_SUPPLIED INFORMATION_.
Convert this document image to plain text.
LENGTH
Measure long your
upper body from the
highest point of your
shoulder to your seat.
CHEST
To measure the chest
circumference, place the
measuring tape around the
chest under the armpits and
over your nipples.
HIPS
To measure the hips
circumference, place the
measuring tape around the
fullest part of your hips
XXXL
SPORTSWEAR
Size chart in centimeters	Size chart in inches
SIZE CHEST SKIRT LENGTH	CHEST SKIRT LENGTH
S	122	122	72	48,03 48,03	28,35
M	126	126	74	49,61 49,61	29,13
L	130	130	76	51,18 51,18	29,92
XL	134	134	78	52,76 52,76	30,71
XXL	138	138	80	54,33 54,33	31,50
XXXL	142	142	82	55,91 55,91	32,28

_STATED TASK_.
Repeat all the entries exactly as given.

_FINISHED TASK_.
Convert this document image to plain text.
LENGTH
Measure long your
upper body from the
highest point of your
shoulder to your seat.
CHEST
To measure the chest
circumference, place the
measuring tape around the
chest under the armpits and
over your nipples.
HIPS
To measure the hips
circumference, place the
measuring tape around the
fullest part of your hips
XXXL
SPORTSWEAR
Size chart in centimeters	Size chart in inches
SIZE CHEST SKIRT LENGTH	CHEST SKIRT LENGTH
S	122	122	72	48,03 48,03	28,35
M	126	126	74	49,61 49,61	29,13
L	130	130	76	51,18 51,18	29,92
XL	134	134	78	52,76 52,76	30,71
XXL	138	138	80	54,33 54,33	31,50
XXXL	142	142	82	55,91 55,91	32,28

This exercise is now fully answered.